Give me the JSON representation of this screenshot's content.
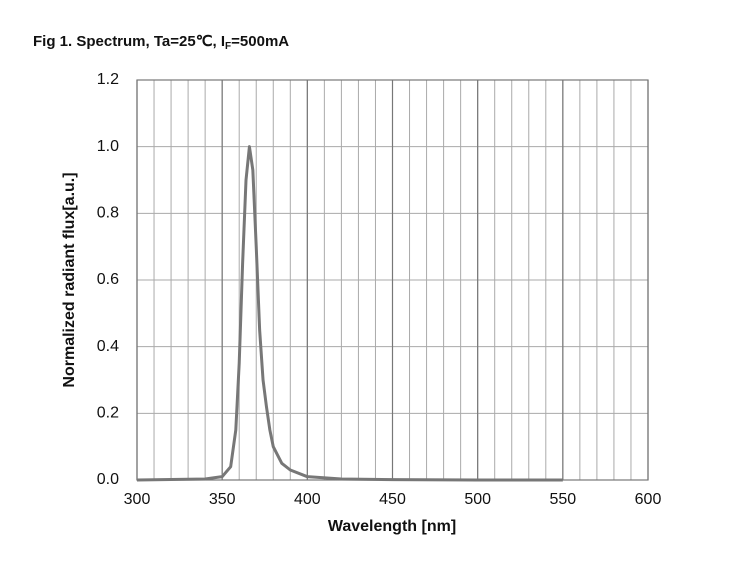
{
  "chart_data": {
    "type": "line",
    "title": [
      "Fig 1. Spectrum, Ta=25℃, I",
      "F",
      "=500mA"
    ],
    "x_label": "Wavelength [nm]",
    "y_label": "Normalized radiant flux[a.u.]",
    "x": [
      300,
      340,
      350,
      355,
      358,
      359,
      360,
      362,
      364,
      366,
      368,
      370,
      372,
      374,
      376,
      378,
      380,
      385,
      390,
      400,
      420,
      450,
      500,
      550
    ],
    "values": [
      0,
      0.003,
      0.01,
      0.04,
      0.15,
      0.25,
      0.35,
      0.65,
      0.9,
      1.0,
      0.93,
      0.7,
      0.45,
      0.3,
      0.22,
      0.15,
      0.1,
      0.05,
      0.03,
      0.01,
      0.003,
      0.001,
      0,
      0
    ],
    "color": "#777777",
    "xlim": [
      300,
      600
    ],
    "ylim": [
      0,
      1.2
    ],
    "xticks": [
      300,
      350,
      400,
      450,
      500,
      550,
      600
    ],
    "xgrid": [
      300,
      310,
      320,
      330,
      340,
      350,
      360,
      370,
      380,
      390,
      400,
      410,
      420,
      430,
      440,
      450,
      460,
      470,
      480,
      490,
      500,
      510,
      520,
      530,
      540,
      550,
      560,
      570,
      580,
      590,
      600
    ],
    "yticks": [
      {
        "value": 0,
        "label": "0.0"
      },
      0.2,
      0.4,
      0.6,
      0.8,
      {
        "value": 1,
        "label": "1.0"
      },
      1.2
    ],
    "grid": true
  }
}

▶ THE REQUEST: Leave out the pictures and return every record word for word.

▶ SOLUTION FOR THIS TASK:
Give me the JSON representation of this screenshot's content.
{
  "chart_data": {
    "type": "line",
    "title": [
      "Fig 1. Spectrum, Ta=25℃, I",
      "F",
      "=500mA"
    ],
    "x_label": "Wavelength [nm]",
    "y_label": "Normalized radiant flux[a.u.]",
    "x": [
      300,
      340,
      350,
      355,
      358,
      359,
      360,
      362,
      364,
      366,
      368,
      370,
      372,
      374,
      376,
      378,
      380,
      385,
      390,
      400,
      420,
      450,
      500,
      550
    ],
    "values": [
      0,
      0.003,
      0.01,
      0.04,
      0.15,
      0.25,
      0.35,
      0.65,
      0.9,
      1.0,
      0.93,
      0.7,
      0.45,
      0.3,
      0.22,
      0.15,
      0.1,
      0.05,
      0.03,
      0.01,
      0.003,
      0.001,
      0,
      0
    ],
    "color": "#777777",
    "xlim": [
      300,
      600
    ],
    "ylim": [
      0,
      1.2
    ],
    "xticks": [
      300,
      350,
      400,
      450,
      500,
      550,
      600
    ],
    "xgrid": [
      300,
      310,
      320,
      330,
      340,
      350,
      360,
      370,
      380,
      390,
      400,
      410,
      420,
      430,
      440,
      450,
      460,
      470,
      480,
      490,
      500,
      510,
      520,
      530,
      540,
      550,
      560,
      570,
      580,
      590,
      600
    ],
    "yticks": [
      {
        "value": 0,
        "label": "0.0"
      },
      0.2,
      0.4,
      0.6,
      0.8,
      {
        "value": 1,
        "label": "1.0"
      },
      1.2
    ],
    "grid": true
  }
}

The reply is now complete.